### Given request
Can you copy out the data exactly? Leave the images out.

◆ ◆ ◆

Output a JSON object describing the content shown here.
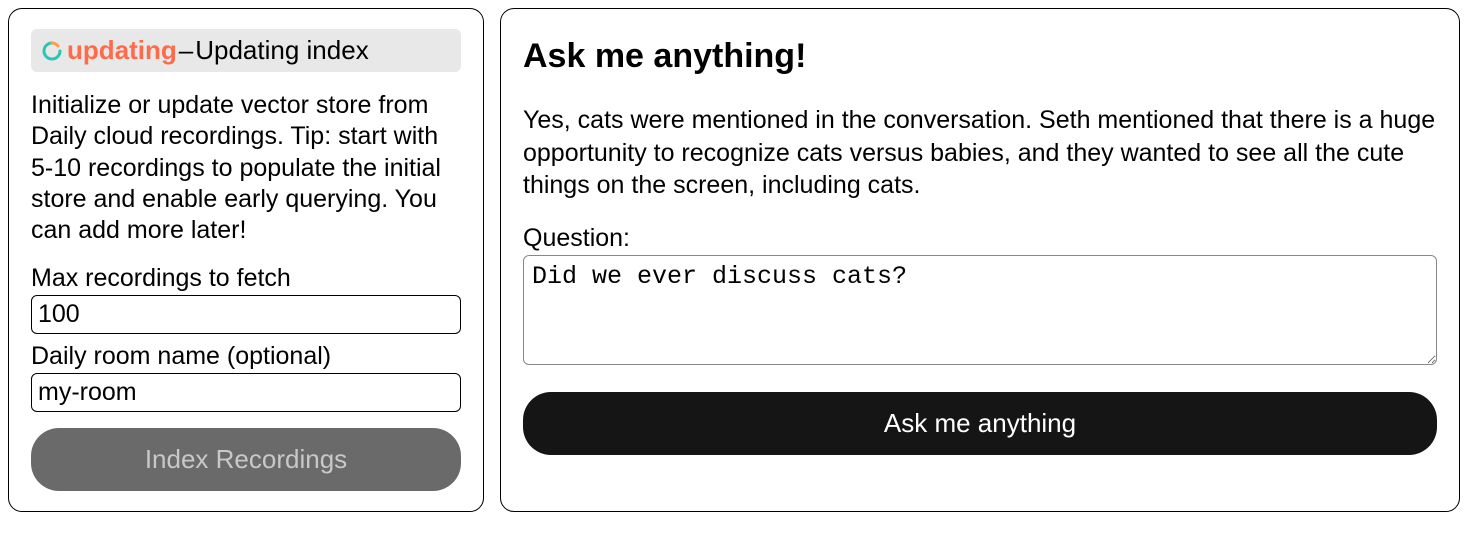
{
  "left": {
    "status": {
      "label": "updating",
      "text": "Updating index"
    },
    "description": "Initialize or update vector store from Daily cloud recordings. Tip: start with 5-10 recordings to populate the initial store and enable early querying. You can add more later!",
    "max_recordings": {
      "label": "Max recordings to fetch",
      "value": "100"
    },
    "room_name": {
      "label": "Daily room name (optional)",
      "value": "my-room"
    },
    "index_button": "Index Recordings"
  },
  "right": {
    "title": "Ask me anything!",
    "answer": "Yes, cats were mentioned in the conversation. Seth mentioned that there is a huge opportunity to recognize cats versus babies, and they wanted to see all the cute things on the screen, including cats.",
    "question": {
      "label": "Question:",
      "value": "Did we ever discuss cats?"
    },
    "ask_button": "Ask me anything"
  }
}
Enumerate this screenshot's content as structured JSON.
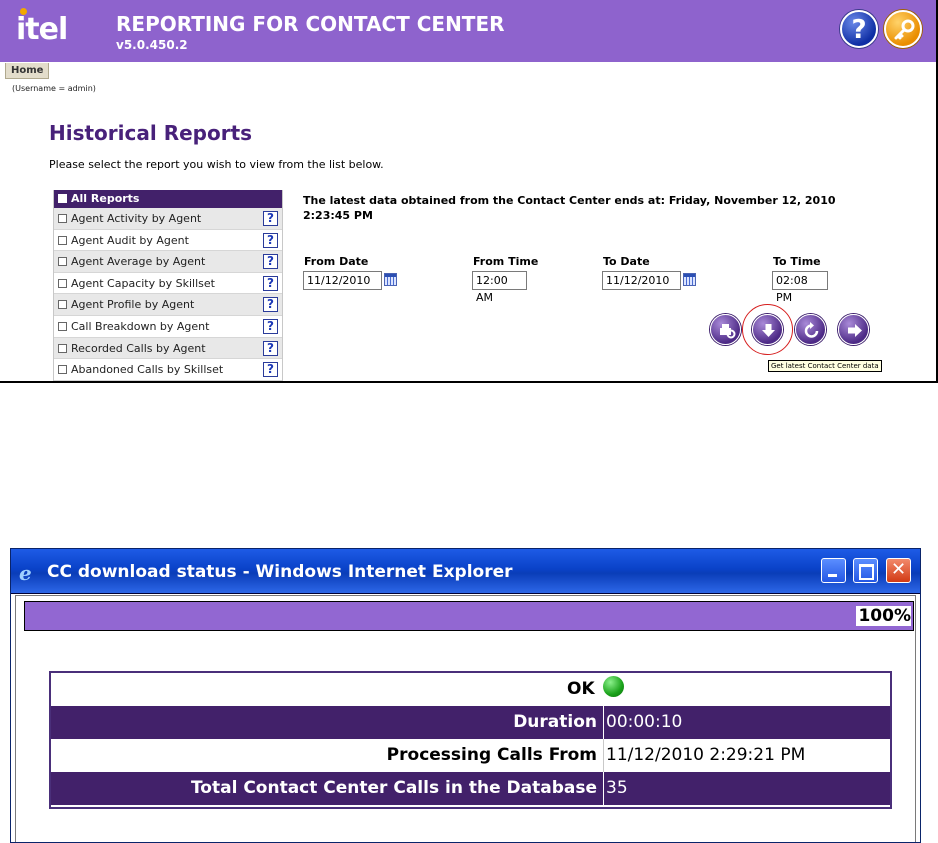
{
  "app": {
    "logo_text": "itel",
    "title": "REPORTING FOR CONTACT CENTER",
    "version": "v5.0.450.2",
    "help_icon": "?",
    "home_tab": "Home",
    "username_note": "(Username = admin)"
  },
  "page": {
    "title": "Historical Reports",
    "intro": "Please select the report you wish to view from the list below."
  },
  "reports": {
    "header": "All Reports",
    "help_glyph": "?",
    "items": [
      {
        "label": "Agent Activity by Agent"
      },
      {
        "label": "Agent Audit by Agent"
      },
      {
        "label": "Agent Average by Agent"
      },
      {
        "label": "Agent Capacity by Skillset"
      },
      {
        "label": "Agent Profile by Agent"
      },
      {
        "label": "Call Breakdown by Agent"
      },
      {
        "label": "Recorded Calls by Agent"
      },
      {
        "label": "Abandoned Calls by Skillset"
      }
    ]
  },
  "latest_data": "The latest data obtained from the Contact Center ends at: Friday, November 12, 2010 2:23:45 PM",
  "filters": {
    "from_date": {
      "label": "From Date",
      "value": "11/12/2010"
    },
    "from_time": {
      "label": "From Time",
      "value": "12:00 AM"
    },
    "to_date": {
      "label": "To Date",
      "value": "11/12/2010"
    },
    "to_time": {
      "label": "To Time",
      "value": "02:08 PM"
    }
  },
  "actions": {
    "icons": [
      "print-settings-icon",
      "download-arrow-icon",
      "refresh-icon",
      "next-arrow-icon"
    ],
    "tooltip": "Get latest Contact Center data"
  },
  "ie_window": {
    "title": "CC download status - Windows Internet Explorer",
    "close_glyph": "✕",
    "progress": {
      "percent": 100,
      "label": "100%"
    },
    "status": {
      "ok_label": "OK",
      "ok_color": "#1aa21a",
      "rows": [
        {
          "label": "Duration",
          "value": "00:00:10"
        },
        {
          "label": "Processing Calls From",
          "value": "11/12/2010 2:29:21 PM"
        },
        {
          "label": "Total Contact Center Calls in the Database",
          "value": "35"
        }
      ]
    }
  },
  "colors": {
    "banner": "#8e63cd",
    "dark_purple": "#42216a",
    "title_purple": "#48217a",
    "progress_fill": "#9267d2",
    "highlight": "#d61e1e"
  }
}
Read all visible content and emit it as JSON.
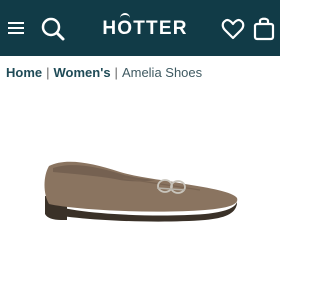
{
  "header": {
    "brand": "HOTTER",
    "brand_before": "H",
    "brand_mark_letter": "O",
    "brand_after": "TTER",
    "icons": {
      "menu": "hamburger-menu-icon",
      "search": "search-icon",
      "wishlist": "heart-icon",
      "bag": "shopping-bag-icon"
    },
    "background_color": "#113b47"
  },
  "breadcrumb": {
    "items": [
      {
        "label": "Home"
      },
      {
        "label": "Women's"
      },
      {
        "label": "Amelia Shoes"
      }
    ],
    "separator": "|"
  },
  "product": {
    "image_alt": "Amelia loafer in taupe suede"
  },
  "colors": {
    "text_primary": "#1f4b57",
    "shoe_suede": "#8a7460",
    "sole": "#3a3128"
  }
}
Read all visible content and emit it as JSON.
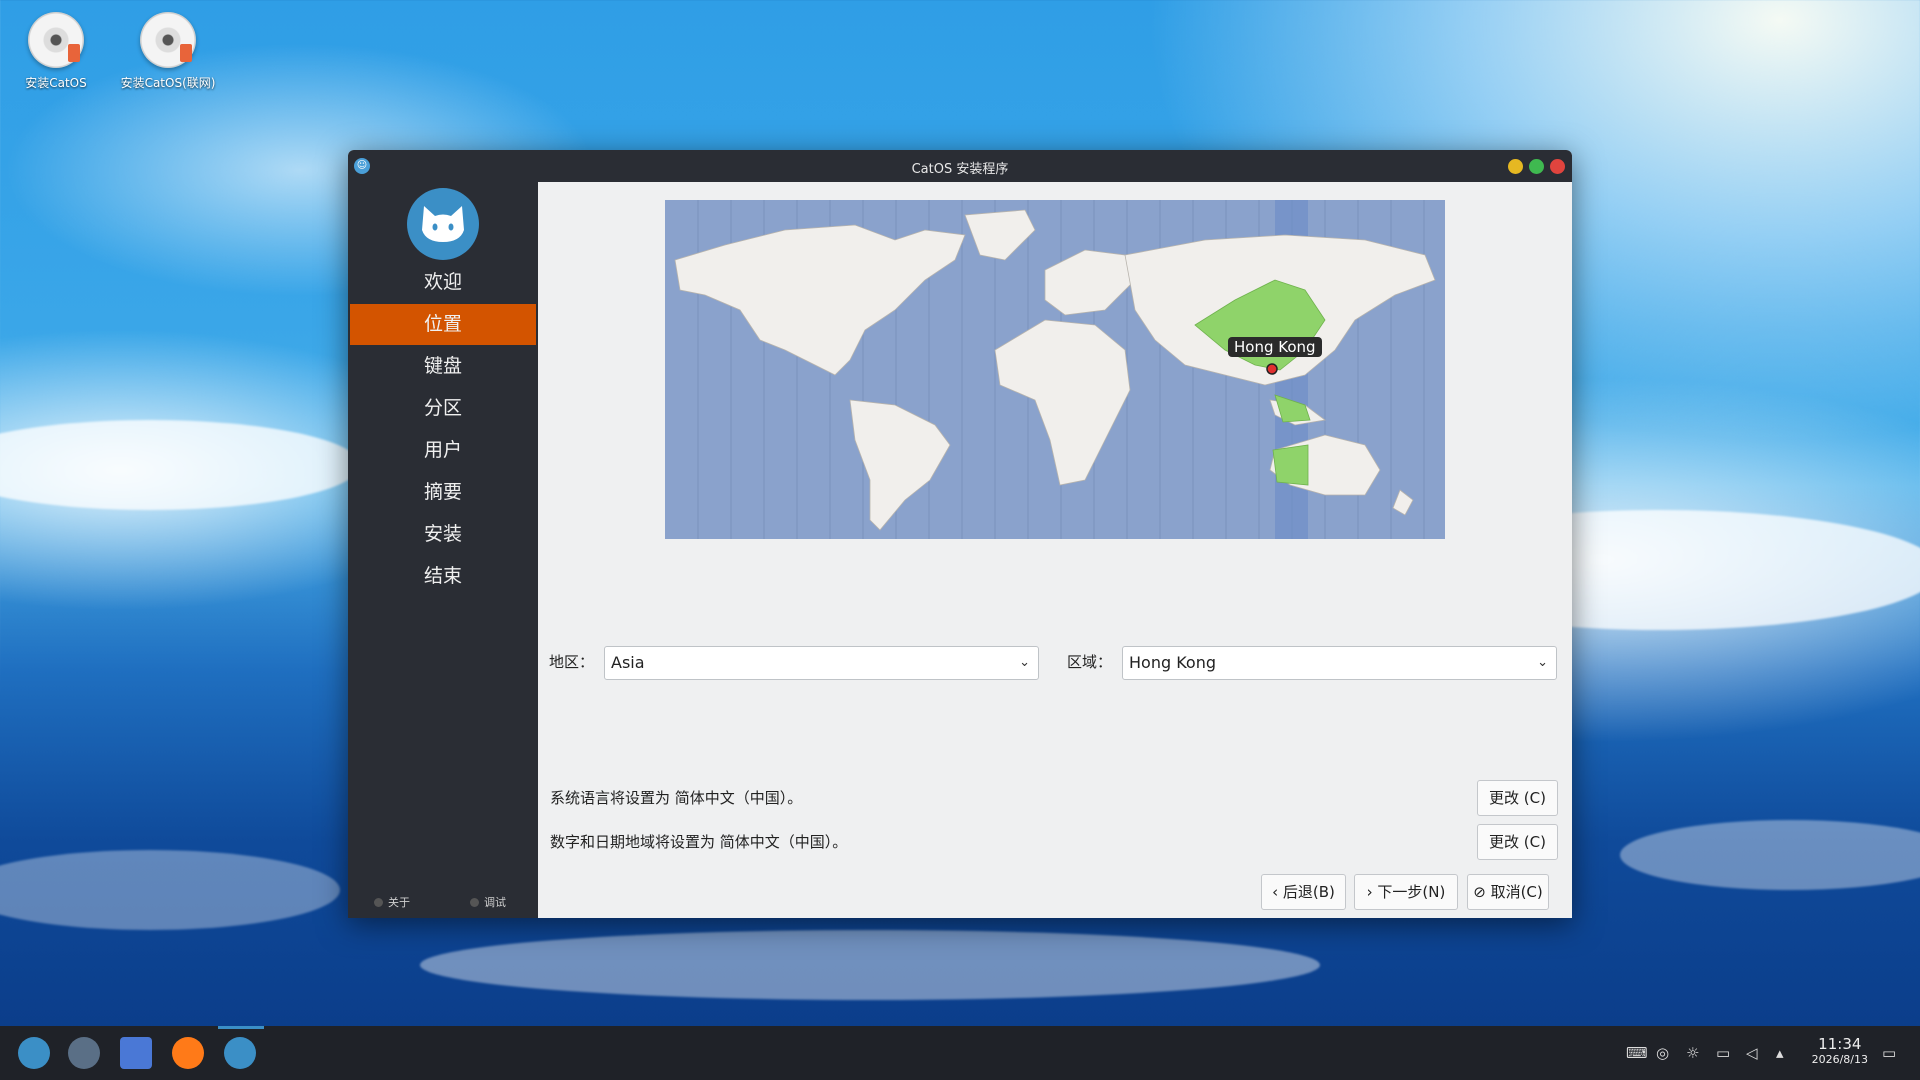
{
  "desktop": {
    "icons": [
      {
        "label": "安装CatOS"
      },
      {
        "label": "安装CatOS(联网)"
      }
    ]
  },
  "window": {
    "title": "CatOS 安装程序",
    "controls": {
      "minimize_color": "#e6b822",
      "maximize_color": "#3fb950",
      "close_color": "#e0443e"
    }
  },
  "sidebar": {
    "items": [
      {
        "label": "欢迎"
      },
      {
        "label": "位置"
      },
      {
        "label": "键盘"
      },
      {
        "label": "分区"
      },
      {
        "label": "用户"
      },
      {
        "label": "摘要"
      },
      {
        "label": "安装"
      },
      {
        "label": "结束"
      }
    ],
    "active_index": 1,
    "accent": "#d35400",
    "footer": {
      "about": "关于",
      "debug": "调试"
    }
  },
  "map": {
    "marker_label": "Hong Kong",
    "highlight_color": "#8fd36a"
  },
  "location": {
    "region_label": "地区：",
    "region_value": "Asia",
    "zone_label": "区域：",
    "zone_value": "Hong Kong"
  },
  "locale": {
    "language_text": "系统语言将设置为 简体中文（中国）。",
    "format_text": "数字和日期地域将设置为 简体中文（中国）。",
    "change_label": "更改 (C)"
  },
  "buttons": {
    "back": "后退(B)",
    "next": "下一步(N)",
    "cancel": "取消(C)"
  },
  "taskbar": {
    "time": "11:34",
    "date": "2026/8/13"
  }
}
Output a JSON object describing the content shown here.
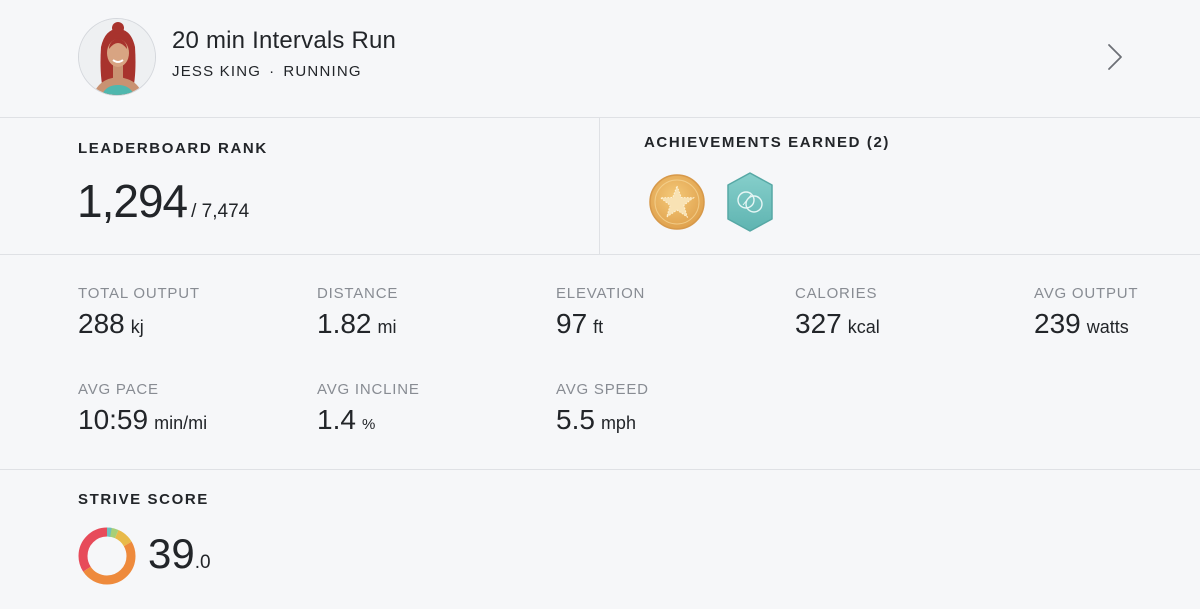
{
  "header": {
    "class_title": "20 min Intervals Run",
    "instructor": "JESS KING",
    "separator": "·",
    "category": "RUNNING"
  },
  "leaderboard": {
    "label": "LEADERBOARD RANK",
    "rank": "1,294",
    "total": "/ 7,474"
  },
  "achievements": {
    "label": "ACHIEVEMENTS EARNED (2)",
    "badges": [
      {
        "icon": "gold-star-badge-icon",
        "color": "#e9b463"
      },
      {
        "icon": "teal-hexagon-badge-icon",
        "color": "#6fc0bd"
      }
    ]
  },
  "metrics": [
    {
      "label": "TOTAL OUTPUT",
      "value": "288",
      "unit": "kj"
    },
    {
      "label": "DISTANCE",
      "value": "1.82",
      "unit": "mi"
    },
    {
      "label": "ELEVATION",
      "value": "97",
      "unit": "ft"
    },
    {
      "label": "CALORIES",
      "value": "327",
      "unit": "kcal"
    },
    {
      "label": "AVG OUTPUT",
      "value": "239",
      "unit": "watts"
    },
    {
      "label": "AVG PACE",
      "value": "10:59",
      "unit": "min/mi"
    },
    {
      "label": "AVG INCLINE",
      "value": "1.4",
      "unit": "%"
    },
    {
      "label": "AVG SPEED",
      "value": "5.5",
      "unit": "mph"
    }
  ],
  "strive": {
    "label": "STRIVE SCORE",
    "score_whole": "39",
    "score_decimal": ".0",
    "zone_colors": [
      "#e8ba4a",
      "#a8cf77",
      "#6fc0bd",
      "#e74b5a",
      "#ee8a3c"
    ]
  },
  "colors": {
    "background": "#f6f7f9",
    "divider": "#dfe1e5",
    "label_gray": "#888c93",
    "text": "#222529"
  }
}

◆ ◆ ◆

### Result
Output a JSON object describing the content shown here.
{
  "left": {
    "status": {
      "label": "updating",
      "text": "Updating index"
    },
    "description": "Initialize or update vector store from Daily cloud recordings. Tip: start with 5-10 recordings to populate the initial store and enable early querying. You can add more later!",
    "max_recordings": {
      "label": "Max recordings to fetch",
      "value": "100"
    },
    "room_name": {
      "label": "Daily room name (optional)",
      "value": "my-room"
    },
    "index_button": "Index Recordings"
  },
  "right": {
    "title": "Ask me anything!",
    "answer": "Yes, cats were mentioned in the conversation. Seth mentioned that there is a huge opportunity to recognize cats versus babies, and they wanted to see all the cute things on the screen, including cats.",
    "question": {
      "label": "Question:",
      "value": "Did we ever discuss cats?"
    },
    "ask_button": "Ask me anything"
  }
}
Enumerate this screenshot's content as structured JSON.
{
  "app": {
    "logo_text": "itel",
    "title": "REPORTING FOR CONTACT CENTER",
    "version": "v5.0.450.2",
    "help_icon": "?",
    "home_tab": "Home",
    "username_note": "(Username = admin)"
  },
  "page": {
    "title": "Historical Reports",
    "intro": "Please select the report you wish to view from the list below."
  },
  "reports": {
    "header": "All Reports",
    "help_glyph": "?",
    "items": [
      {
        "label": "Agent Activity by Agent"
      },
      {
        "label": "Agent Audit by Agent"
      },
      {
        "label": "Agent Average by Agent"
      },
      {
        "label": "Agent Capacity by Skillset"
      },
      {
        "label": "Agent Profile by Agent"
      },
      {
        "label": "Call Breakdown by Agent"
      },
      {
        "label": "Recorded Calls by Agent"
      },
      {
        "label": "Abandoned Calls by Skillset"
      }
    ]
  },
  "latest_data": "The latest data obtained from the Contact Center ends at: Friday, November 12, 2010 2:23:45 PM",
  "filters": {
    "from_date": {
      "label": "From Date",
      "value": "11/12/2010"
    },
    "from_time": {
      "label": "From Time",
      "value": "12:00 AM"
    },
    "to_date": {
      "label": "To Date",
      "value": "11/12/2010"
    },
    "to_time": {
      "label": "To Time",
      "value": "02:08 PM"
    }
  },
  "actions": {
    "icons": [
      "print-settings-icon",
      "download-arrow-icon",
      "refresh-icon",
      "next-arrow-icon"
    ],
    "tooltip": "Get latest Contact Center data"
  },
  "ie_window": {
    "title": "CC download status - Windows Internet Explorer",
    "close_glyph": "✕",
    "progress": {
      "percent": 100,
      "label": "100%"
    },
    "status": {
      "ok_label": "OK",
      "ok_color": "#1aa21a",
      "rows": [
        {
          "label": "Duration",
          "value": "00:00:10"
        },
        {
          "label": "Processing Calls From",
          "value": "11/12/2010 2:29:21 PM"
        },
        {
          "label": "Total Contact Center Calls in the Database",
          "value": "35"
        }
      ]
    }
  },
  "colors": {
    "banner": "#8e63cd",
    "dark_purple": "#42216a",
    "title_purple": "#48217a",
    "progress_fill": "#9267d2",
    "highlight": "#d61e1e"
  }
}
Read all visible content and emit it as JSON.
{
  "header": {
    "brand": "HOTTER",
    "brand_before": "H",
    "brand_mark_letter": "O",
    "brand_after": "TTER",
    "icons": {
      "menu": "hamburger-menu-icon",
      "search": "search-icon",
      "wishlist": "heart-icon",
      "bag": "shopping-bag-icon"
    },
    "background_color": "#113b47"
  },
  "breadcrumb": {
    "items": [
      {
        "label": "Home"
      },
      {
        "label": "Women's"
      },
      {
        "label": "Amelia Shoes"
      }
    ],
    "separator": "|"
  },
  "product": {
    "image_alt": "Amelia loafer in taupe suede"
  },
  "colors": {
    "text_primary": "#1f4b57",
    "shoe_suede": "#8a7460",
    "sole": "#3a3128"
  }
}
Read all visible content and emit it as JSON.
{
  "desktop": {
    "icons": [
      {
        "label": "安装CatOS"
      },
      {
        "label": "安装CatOS(联网)"
      }
    ]
  },
  "window": {
    "title": "CatOS 安装程序",
    "controls": {
      "minimize_color": "#e6b822",
      "maximize_color": "#3fb950",
      "close_color": "#e0443e"
    }
  },
  "sidebar": {
    "items": [
      {
        "label": "欢迎"
      },
      {
        "label": "位置"
      },
      {
        "label": "键盘"
      },
      {
        "label": "分区"
      },
      {
        "label": "用户"
      },
      {
        "label": "摘要"
      },
      {
        "label": "安装"
      },
      {
        "label": "结束"
      }
    ],
    "active_index": 1,
    "accent": "#d35400",
    "footer": {
      "about": "关于",
      "debug": "调试"
    }
  },
  "map": {
    "marker_label": "Hong Kong",
    "highlight_color": "#8fd36a"
  },
  "location": {
    "region_label": "地区：",
    "region_value": "Asia",
    "zone_label": "区域：",
    "zone_value": "Hong Kong"
  },
  "locale": {
    "language_text": "系统语言将设置为 简体中文（中国）。",
    "format_text": "数字和日期地域将设置为 简体中文（中国）。",
    "change_label": "更改 (C)"
  },
  "buttons": {
    "back": "后退(B)",
    "next": "下一步(N)",
    "cancel": "取消(C)"
  },
  "taskbar": {
    "time": "11:34",
    "date": "2026/8/13"
  }
}
Output a JSON object describing the content shown here.
{
  "header": {
    "class_title": "20 min Intervals Run",
    "instructor": "JESS KING",
    "separator": "·",
    "category": "RUNNING"
  },
  "leaderboard": {
    "label": "LEADERBOARD RANK",
    "rank": "1,294",
    "total": "/ 7,474"
  },
  "achievements": {
    "label": "ACHIEVEMENTS EARNED (2)",
    "badges": [
      {
        "icon": "gold-star-badge-icon",
        "color": "#e9b463"
      },
      {
        "icon": "teal-hexagon-badge-icon",
        "color": "#6fc0bd"
      }
    ]
  },
  "metrics": [
    {
      "label": "TOTAL OUTPUT",
      "value": "288",
      "unit": "kj"
    },
    {
      "label": "DISTANCE",
      "value": "1.82",
      "unit": "mi"
    },
    {
      "label": "ELEVATION",
      "value": "97",
      "unit": "ft"
    },
    {
      "label": "CALORIES",
      "value": "327",
      "unit": "kcal"
    },
    {
      "label": "AVG OUTPUT",
      "value": "239",
      "unit": "watts"
    },
    {
      "label": "AVG PACE",
      "value": "10:59",
      "unit": "min/mi"
    },
    {
      "label": "AVG INCLINE",
      "value": "1.4",
      "unit": "%"
    },
    {
      "label": "AVG SPEED",
      "value": "5.5",
      "unit": "mph"
    }
  ],
  "strive": {
    "label": "STRIVE SCORE",
    "score_whole": "39",
    "score_decimal": ".0",
    "zone_colors": [
      "#e8ba4a",
      "#a8cf77",
      "#6fc0bd",
      "#e74b5a",
      "#ee8a3c"
    ]
  },
  "colors": {
    "background": "#f6f7f9",
    "divider": "#dfe1e5",
    "label_gray": "#888c93",
    "text": "#222529"
  }
}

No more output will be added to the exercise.